=== WHAT TO WORK ON ===
Reproduce the data below in full and exclude every picture.

=== AVAILABLE RECORDS ===

-=-=-

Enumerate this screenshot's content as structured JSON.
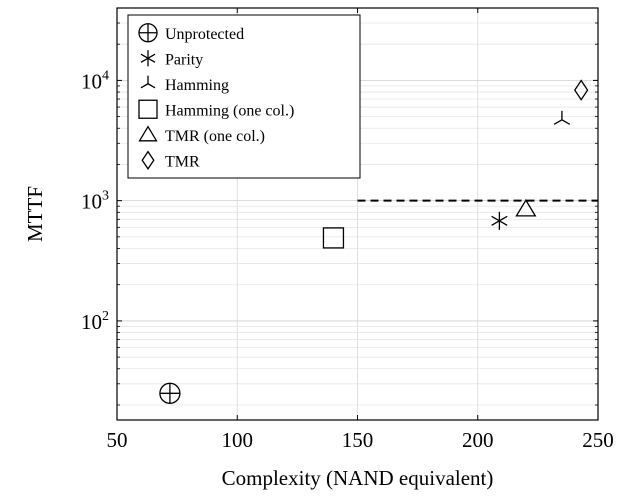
{
  "chart_data": {
    "type": "scatter",
    "xlabel": "Complexity (NAND equivalent)",
    "ylabel": "MTTF",
    "xlim": [
      50,
      250
    ],
    "ylim": [
      15,
      40000
    ],
    "yscale": "log",
    "x_ticks": [
      50,
      100,
      150,
      200,
      250
    ],
    "x_tick_labels": [
      "50",
      "100",
      "150",
      "200",
      "250"
    ],
    "y_ticks": [
      100,
      1000,
      10000
    ],
    "y_tick_labels": [
      {
        "base": "10",
        "exp": "2"
      },
      {
        "base": "10",
        "exp": "3"
      },
      {
        "base": "10",
        "exp": "4"
      }
    ],
    "grid": true,
    "legend_position": "top-left",
    "reference_line": {
      "y": 1000,
      "style": "dashed",
      "x_from": 150,
      "x_to": 250
    },
    "series": [
      {
        "name": "Unprotected",
        "marker": "circle-plus",
        "x": [
          72
        ],
        "y": [
          25
        ]
      },
      {
        "name": "Parity",
        "marker": "asterisk",
        "x": [
          209
        ],
        "y": [
          680
        ]
      },
      {
        "name": "Hamming",
        "marker": "tri-down",
        "x": [
          235
        ],
        "y": [
          4700
        ]
      },
      {
        "name": "Hamming (one col.)",
        "marker": "square",
        "x": [
          140
        ],
        "y": [
          490
        ]
      },
      {
        "name": "TMR (one col.)",
        "marker": "triangle",
        "x": [
          220
        ],
        "y": [
          850
        ]
      },
      {
        "name": "TMR",
        "marker": "diamond",
        "x": [
          243
        ],
        "y": [
          8300
        ]
      }
    ]
  }
}
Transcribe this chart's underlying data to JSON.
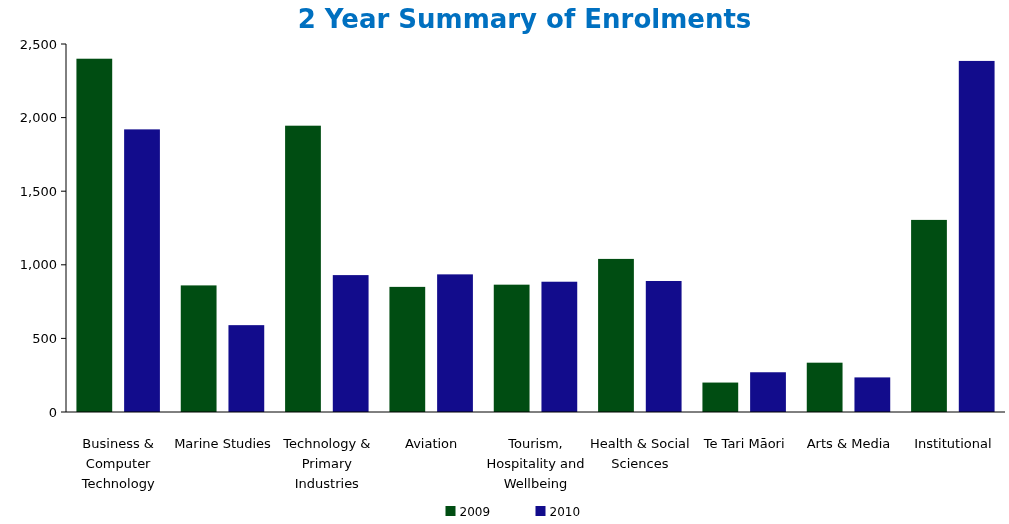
{
  "chart_data": {
    "type": "bar",
    "title": "2 Year Summary of Enrolments",
    "categories": [
      "Business & Computer Technology",
      "Marine Studies",
      "Technology & Primary Industries",
      "Aviation",
      "Tourism, Hospitality and Wellbeing",
      "Health & Social Sciences",
      "Te Tari Māori",
      "Arts & Media",
      "Institutional"
    ],
    "series": [
      {
        "name": "2009",
        "color": "#004d12",
        "values": [
          2400,
          860,
          1945,
          850,
          865,
          1040,
          200,
          335,
          1305
        ]
      },
      {
        "name": "2010",
        "color": "#120c8c",
        "values": [
          1920,
          590,
          930,
          935,
          885,
          890,
          270,
          235,
          2385
        ]
      }
    ],
    "ylim": [
      0,
      2500
    ],
    "yticks": [
      {
        "value": 0,
        "label": "0"
      },
      {
        "value": 500,
        "label": "500"
      },
      {
        "value": 1000,
        "label": "1,000"
      },
      {
        "value": 1500,
        "label": "1,500"
      },
      {
        "value": 2000,
        "label": "2,000"
      },
      {
        "value": 2500,
        "label": "2,500"
      }
    ],
    "grid": false,
    "legend": "bottom"
  }
}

-=-=-

=== SOLUTION ===
Enumerate this screenshot's content as structured JSON.
{
  "chart_data": {
    "type": "scatter",
    "xlabel": "Complexity (NAND equivalent)",
    "ylabel": "MTTF",
    "xlim": [
      50,
      250
    ],
    "ylim": [
      15,
      40000
    ],
    "yscale": "log",
    "x_ticks": [
      50,
      100,
      150,
      200,
      250
    ],
    "x_tick_labels": [
      "50",
      "100",
      "150",
      "200",
      "250"
    ],
    "y_ticks": [
      100,
      1000,
      10000
    ],
    "y_tick_labels": [
      {
        "base": "10",
        "exp": "2"
      },
      {
        "base": "10",
        "exp": "3"
      },
      {
        "base": "10",
        "exp": "4"
      }
    ],
    "grid": true,
    "legend_position": "top-left",
    "reference_line": {
      "y": 1000,
      "style": "dashed",
      "x_from": 150,
      "x_to": 250
    },
    "series": [
      {
        "name": "Unprotected",
        "marker": "circle-plus",
        "x": [
          72
        ],
        "y": [
          25
        ]
      },
      {
        "name": "Parity",
        "marker": "asterisk",
        "x": [
          209
        ],
        "y": [
          680
        ]
      },
      {
        "name": "Hamming",
        "marker": "tri-down",
        "x": [
          235
        ],
        "y": [
          4700
        ]
      },
      {
        "name": "Hamming (one col.)",
        "marker": "square",
        "x": [
          140
        ],
        "y": [
          490
        ]
      },
      {
        "name": "TMR (one col.)",
        "marker": "triangle",
        "x": [
          220
        ],
        "y": [
          850
        ]
      },
      {
        "name": "TMR",
        "marker": "diamond",
        "x": [
          243
        ],
        "y": [
          8300
        ]
      }
    ]
  }
}
Transcribe this chart's underlying data to JSON.
{
  "chart_data": {
    "type": "bar",
    "title": "2 Year Summary of Enrolments",
    "categories": [
      "Business & Computer Technology",
      "Marine Studies",
      "Technology & Primary Industries",
      "Aviation",
      "Tourism, Hospitality and Wellbeing",
      "Health & Social Sciences",
      "Te Tari Māori",
      "Arts & Media",
      "Institutional"
    ],
    "series": [
      {
        "name": "2009",
        "color": "#004d12",
        "values": [
          2400,
          860,
          1945,
          850,
          865,
          1040,
          200,
          335,
          1305
        ]
      },
      {
        "name": "2010",
        "color": "#120c8c",
        "values": [
          1920,
          590,
          930,
          935,
          885,
          890,
          270,
          235,
          2385
        ]
      }
    ],
    "ylim": [
      0,
      2500
    ],
    "yticks": [
      {
        "value": 0,
        "label": "0"
      },
      {
        "value": 500,
        "label": "500"
      },
      {
        "value": 1000,
        "label": "1,000"
      },
      {
        "value": 1500,
        "label": "1,500"
      },
      {
        "value": 2000,
        "label": "2,000"
      },
      {
        "value": 2500,
        "label": "2,500"
      }
    ],
    "grid": false,
    "legend": "bottom"
  }
}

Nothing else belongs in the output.